[OBJECTIVE] What is the number of lines in the data holding the word "Непосредственные"? Give that number by itself.
** START OF DATASET RECORDS **
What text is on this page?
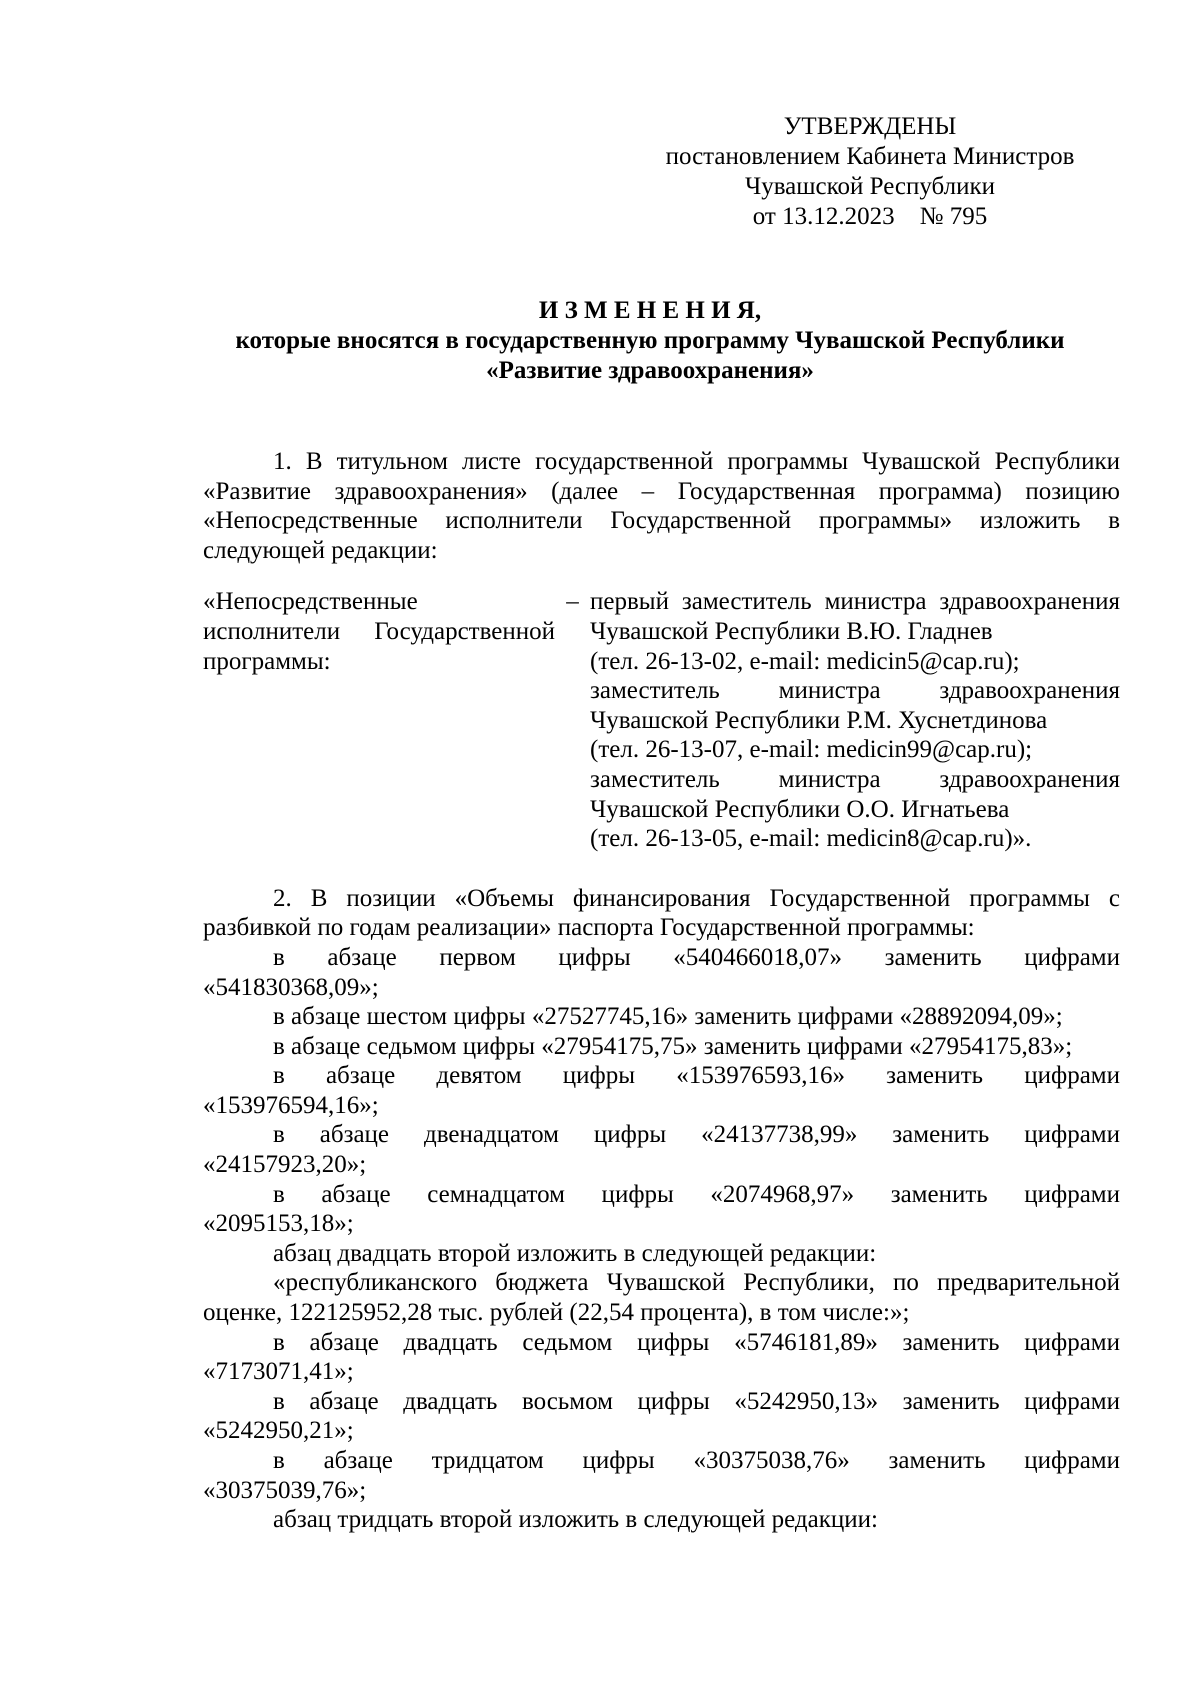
УТВЕРЖДЕНЫ
постановлением Кабинета Министров
Чувашской Республики
от 13.12.2023    № 795
И З М Е Н Е Н И Я,
которые вносятся в государственную программу Чувашской Республики
«Развитие здравоохранения»

1. В титульном листе государственной программы Чувашской Республики «Развитие здравоохранения» (далее – Государственная программа) позицию «Непосредственные исполнители Государственной программы» изложить в следующей редакции:

«Непосредственные исполнители Государственной программы:
– первый заместитель министра здравоохранения Чувашской Республики В.Ю. Гладнев
(тел. 26-13-02, e-mail: medicin5@cap.ru);
заместитель министра здравоохранения Чувашской Республики Р.М. Хуснетдинова
(тел. 26-13-07, e-mail: medicin99@cap.ru);
заместитель министра здравоохранения Чувашской Республики О.О. Игнатьева
(тел. 26-13-05, e-mail: medicin8@cap.ru)».

2. В позиции «Объемы финансирования Государственной программы с разбивкой по годам реализации» паспорта Государственной программы:

в абзаце первом цифры «540466018,07» заменить цифрами

«541830368,09»;

в абзаце шестом цифры «27527745,16» заменить цифрами «28892094,09»;

в абзаце седьмом цифры «27954175,75» заменить цифрами «27954175,83»;

в абзаце девятом цифры «153976593,16» заменить цифрами

«153976594,16»;

в абзаце двенадцатом цифры «24137738,99» заменить цифрами

«24157923,20»;

в абзаце семнадцатом цифры «2074968,97» заменить цифрами

«2095153,18»;

абзац двадцать второй изложить в следующей редакции:

«республиканского бюджета Чувашской Республики, по предварительной оценке, 122125952,28 тыс. рублей (22,54 процента), в том числе:»;

в абзаце двадцать седьмом цифры «5746181,89» заменить цифрами

«7173071,41»;

в абзаце двадцать восьмом цифры «5242950,13» заменить цифрами

«5242950,21»;

в абзаце тридцатом цифры «30375038,76» заменить цифрами

«30375039,76»;

абзац тридцать второй изложить в следующей редакции:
** END OF DATASET RECORDS **
[EXERCISE ANSWER] 2